* [PROBLEM TO WORK ON] Reproduce each line exactly, including spacing and punctuation.

Collection entries
· · · ·
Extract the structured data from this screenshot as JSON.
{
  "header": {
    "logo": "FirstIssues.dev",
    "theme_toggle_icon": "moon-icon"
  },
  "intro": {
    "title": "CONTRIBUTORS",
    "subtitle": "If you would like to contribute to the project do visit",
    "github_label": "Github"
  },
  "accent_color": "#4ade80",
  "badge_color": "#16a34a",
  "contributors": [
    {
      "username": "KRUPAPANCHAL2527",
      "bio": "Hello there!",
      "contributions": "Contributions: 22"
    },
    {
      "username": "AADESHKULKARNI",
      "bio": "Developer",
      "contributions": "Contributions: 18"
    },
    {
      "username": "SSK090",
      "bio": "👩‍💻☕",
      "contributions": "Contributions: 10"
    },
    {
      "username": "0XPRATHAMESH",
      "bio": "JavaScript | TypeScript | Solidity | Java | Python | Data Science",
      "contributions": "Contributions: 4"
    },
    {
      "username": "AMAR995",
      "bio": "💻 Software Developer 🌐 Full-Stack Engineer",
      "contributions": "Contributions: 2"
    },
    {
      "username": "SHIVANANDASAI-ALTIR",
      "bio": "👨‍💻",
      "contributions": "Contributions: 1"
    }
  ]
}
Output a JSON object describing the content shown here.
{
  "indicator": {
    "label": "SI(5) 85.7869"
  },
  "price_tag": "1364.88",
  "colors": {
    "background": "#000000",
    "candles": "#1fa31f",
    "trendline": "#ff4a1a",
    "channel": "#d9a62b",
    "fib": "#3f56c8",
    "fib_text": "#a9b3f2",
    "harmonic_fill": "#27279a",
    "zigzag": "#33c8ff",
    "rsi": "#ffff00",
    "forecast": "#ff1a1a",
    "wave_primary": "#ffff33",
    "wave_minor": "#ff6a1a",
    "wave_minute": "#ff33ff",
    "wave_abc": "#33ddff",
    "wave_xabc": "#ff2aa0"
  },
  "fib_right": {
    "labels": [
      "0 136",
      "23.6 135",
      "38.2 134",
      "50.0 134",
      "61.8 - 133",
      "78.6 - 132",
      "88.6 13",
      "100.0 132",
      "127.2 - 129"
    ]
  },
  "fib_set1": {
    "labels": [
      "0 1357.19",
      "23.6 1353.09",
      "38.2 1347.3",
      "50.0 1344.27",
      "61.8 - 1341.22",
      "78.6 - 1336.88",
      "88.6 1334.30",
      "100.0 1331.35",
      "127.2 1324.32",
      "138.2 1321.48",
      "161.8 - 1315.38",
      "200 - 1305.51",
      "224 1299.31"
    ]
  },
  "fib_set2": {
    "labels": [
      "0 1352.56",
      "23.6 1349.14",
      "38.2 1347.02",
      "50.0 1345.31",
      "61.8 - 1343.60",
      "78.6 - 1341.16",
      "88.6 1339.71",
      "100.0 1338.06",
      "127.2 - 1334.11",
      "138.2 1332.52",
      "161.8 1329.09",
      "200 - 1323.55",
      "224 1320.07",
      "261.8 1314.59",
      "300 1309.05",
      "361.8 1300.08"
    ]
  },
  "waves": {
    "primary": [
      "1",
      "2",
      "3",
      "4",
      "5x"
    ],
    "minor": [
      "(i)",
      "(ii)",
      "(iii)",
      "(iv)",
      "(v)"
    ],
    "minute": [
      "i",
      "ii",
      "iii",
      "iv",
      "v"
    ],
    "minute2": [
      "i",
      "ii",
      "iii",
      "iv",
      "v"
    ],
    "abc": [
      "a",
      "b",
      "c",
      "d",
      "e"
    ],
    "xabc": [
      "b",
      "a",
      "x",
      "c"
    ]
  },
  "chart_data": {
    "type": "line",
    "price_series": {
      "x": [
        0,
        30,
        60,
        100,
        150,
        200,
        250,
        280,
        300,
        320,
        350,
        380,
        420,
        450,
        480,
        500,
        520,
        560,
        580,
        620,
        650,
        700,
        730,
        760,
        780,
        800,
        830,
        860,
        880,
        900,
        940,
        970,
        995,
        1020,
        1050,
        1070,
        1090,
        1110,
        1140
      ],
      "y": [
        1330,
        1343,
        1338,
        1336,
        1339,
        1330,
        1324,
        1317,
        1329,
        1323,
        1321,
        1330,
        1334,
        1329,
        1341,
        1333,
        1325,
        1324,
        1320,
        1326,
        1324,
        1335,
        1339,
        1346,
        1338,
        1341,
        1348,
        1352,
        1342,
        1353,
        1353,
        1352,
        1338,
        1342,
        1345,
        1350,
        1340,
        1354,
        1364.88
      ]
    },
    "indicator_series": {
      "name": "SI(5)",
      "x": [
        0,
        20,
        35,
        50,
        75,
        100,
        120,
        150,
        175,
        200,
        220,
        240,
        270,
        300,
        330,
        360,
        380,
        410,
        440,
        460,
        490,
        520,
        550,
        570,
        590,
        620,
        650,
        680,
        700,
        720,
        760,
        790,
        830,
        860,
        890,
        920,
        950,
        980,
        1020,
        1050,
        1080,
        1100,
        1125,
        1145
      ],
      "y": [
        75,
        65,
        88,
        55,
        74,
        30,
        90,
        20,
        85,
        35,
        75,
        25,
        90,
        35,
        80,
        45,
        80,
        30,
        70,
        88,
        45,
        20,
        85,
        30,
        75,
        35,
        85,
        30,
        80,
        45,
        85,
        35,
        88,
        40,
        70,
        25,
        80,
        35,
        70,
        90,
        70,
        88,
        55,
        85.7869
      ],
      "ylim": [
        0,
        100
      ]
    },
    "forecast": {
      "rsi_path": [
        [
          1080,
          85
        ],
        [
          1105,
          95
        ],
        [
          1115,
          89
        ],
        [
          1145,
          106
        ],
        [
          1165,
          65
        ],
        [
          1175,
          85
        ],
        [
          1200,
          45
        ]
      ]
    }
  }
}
· · · ·
* [SOLUTION FOR THIS EXERCISE]
Extract the structured data from this screenshot as JSON.
{
  "header": {
    "logo": "FirstIssues.dev",
    "theme_toggle_icon": "moon-icon"
  },
  "intro": {
    "title": "CONTRIBUTORS",
    "subtitle": "If you would like to contribute to the project do visit",
    "github_label": "Github"
  },
  "accent_color": "#4ade80",
  "badge_color": "#16a34a",
  "contributors": [
    {
      "username": "KRUPAPANCHAL2527",
      "bio": "Hello there!",
      "contributions": "Contributions: 22"
    },
    {
      "username": "AADESHKULKARNI",
      "bio": "Developer",
      "contributions": "Contributions: 18"
    },
    {
      "username": "SSK090",
      "bio": "👩‍💻☕",
      "contributions": "Contributions: 10"
    },
    {
      "username": "0XPRATHAMESH",
      "bio": "JavaScript | TypeScript | Solidity | Java | Python | Data Science",
      "contributions": "Contributions: 4"
    },
    {
      "username": "AMAR995",
      "bio": "💻 Software Developer 🌐 Full-Stack Engineer",
      "contributions": "Contributions: 2"
    },
    {
      "username": "SHIVANANDASAI-ALTIR",
      "bio": "👨‍💻",
      "contributions": "Contributions: 1"
    }
  ]
}
Output a JSON object describing the content shown here.
{
  "indicator": {
    "label": "SI(5) 85.7869"
  },
  "price_tag": "1364.88",
  "colors": {
    "background": "#000000",
    "candles": "#1fa31f",
    "trendline": "#ff4a1a",
    "channel": "#d9a62b",
    "fib": "#3f56c8",
    "fib_text": "#a9b3f2",
    "harmonic_fill": "#27279a",
    "zigzag": "#33c8ff",
    "rsi": "#ffff00",
    "forecast": "#ff1a1a",
    "wave_primary": "#ffff33",
    "wave_minor": "#ff6a1a",
    "wave_minute": "#ff33ff",
    "wave_abc": "#33ddff",
    "wave_xabc": "#ff2aa0"
  },
  "fib_right": {
    "labels": [
      "0 136",
      "23.6 135",
      "38.2 134",
      "50.0 134",
      "61.8 - 133",
      "78.6 - 132",
      "88.6 13",
      "100.0 132",
      "127.2 - 129"
    ]
  },
  "fib_set1": {
    "labels": [
      "0 1357.19",
      "23.6 1353.09",
      "38.2 1347.3",
      "50.0 1344.27",
      "61.8 - 1341.22",
      "78.6 - 1336.88",
      "88.6 1334.30",
      "100.0 1331.35",
      "127.2 1324.32",
      "138.2 1321.48",
      "161.8 - 1315.38",
      "200 - 1305.51",
      "224 1299.31"
    ]
  },
  "fib_set2": {
    "labels": [
      "0 1352.56",
      "23.6 1349.14",
      "38.2 1347.02",
      "50.0 1345.31",
      "61.8 - 1343.60",
      "78.6 - 1341.16",
      "88.6 1339.71",
      "100.0 1338.06",
      "127.2 - 1334.11",
      "138.2 1332.52",
      "161.8 1329.09",
      "200 - 1323.55",
      "224 1320.07",
      "261.8 1314.59",
      "300 1309.05",
      "361.8 1300.08"
    ]
  },
  "waves": {
    "primary": [
      "1",
      "2",
      "3",
      "4",
      "5x"
    ],
    "minor": [
      "(i)",
      "(ii)",
      "(iii)",
      "(iv)",
      "(v)"
    ],
    "minute": [
      "i",
      "ii",
      "iii",
      "iv",
      "v"
    ],
    "minute2": [
      "i",
      "ii",
      "iii",
      "iv",
      "v"
    ],
    "abc": [
      "a",
      "b",
      "c",
      "d",
      "e"
    ],
    "xabc": [
      "b",
      "a",
      "x",
      "c"
    ]
  },
  "chart_data": {
    "type": "line",
    "price_series": {
      "x": [
        0,
        30,
        60,
        100,
        150,
        200,
        250,
        280,
        300,
        320,
        350,
        380,
        420,
        450,
        480,
        500,
        520,
        560,
        580,
        620,
        650,
        700,
        730,
        760,
        780,
        800,
        830,
        860,
        880,
        900,
        940,
        970,
        995,
        1020,
        1050,
        1070,
        1090,
        1110,
        1140
      ],
      "y": [
        1330,
        1343,
        1338,
        1336,
        1339,
        1330,
        1324,
        1317,
        1329,
        1323,
        1321,
        1330,
        1334,
        1329,
        1341,
        1333,
        1325,
        1324,
        1320,
        1326,
        1324,
        1335,
        1339,
        1346,
        1338,
        1341,
        1348,
        1352,
        1342,
        1353,
        1353,
        1352,
        1338,
        1342,
        1345,
        1350,
        1340,
        1354,
        1364.88
      ]
    },
    "indicator_series": {
      "name": "SI(5)",
      "x": [
        0,
        20,
        35,
        50,
        75,
        100,
        120,
        150,
        175,
        200,
        220,
        240,
        270,
        300,
        330,
        360,
        380,
        410,
        440,
        460,
        490,
        520,
        550,
        570,
        590,
        620,
        650,
        680,
        700,
        720,
        760,
        790,
        830,
        860,
        890,
        920,
        950,
        980,
        1020,
        1050,
        1080,
        1100,
        1125,
        1145
      ],
      "y": [
        75,
        65,
        88,
        55,
        74,
        30,
        90,
        20,
        85,
        35,
        75,
        25,
        90,
        35,
        80,
        45,
        80,
        30,
        70,
        88,
        45,
        20,
        85,
        30,
        75,
        35,
        85,
        30,
        80,
        45,
        85,
        35,
        88,
        40,
        70,
        25,
        80,
        35,
        70,
        90,
        70,
        88,
        55,
        85.7869
      ],
      "ylim": [
        0,
        100
      ]
    },
    "forecast": {
      "rsi_path": [
        [
          1080,
          85
        ],
        [
          1105,
          95
        ],
        [
          1115,
          89
        ],
        [
          1145,
          106
        ],
        [
          1165,
          65
        ],
        [
          1175,
          85
        ],
        [
          1200,
          45
        ]
      ]
    }
  }
}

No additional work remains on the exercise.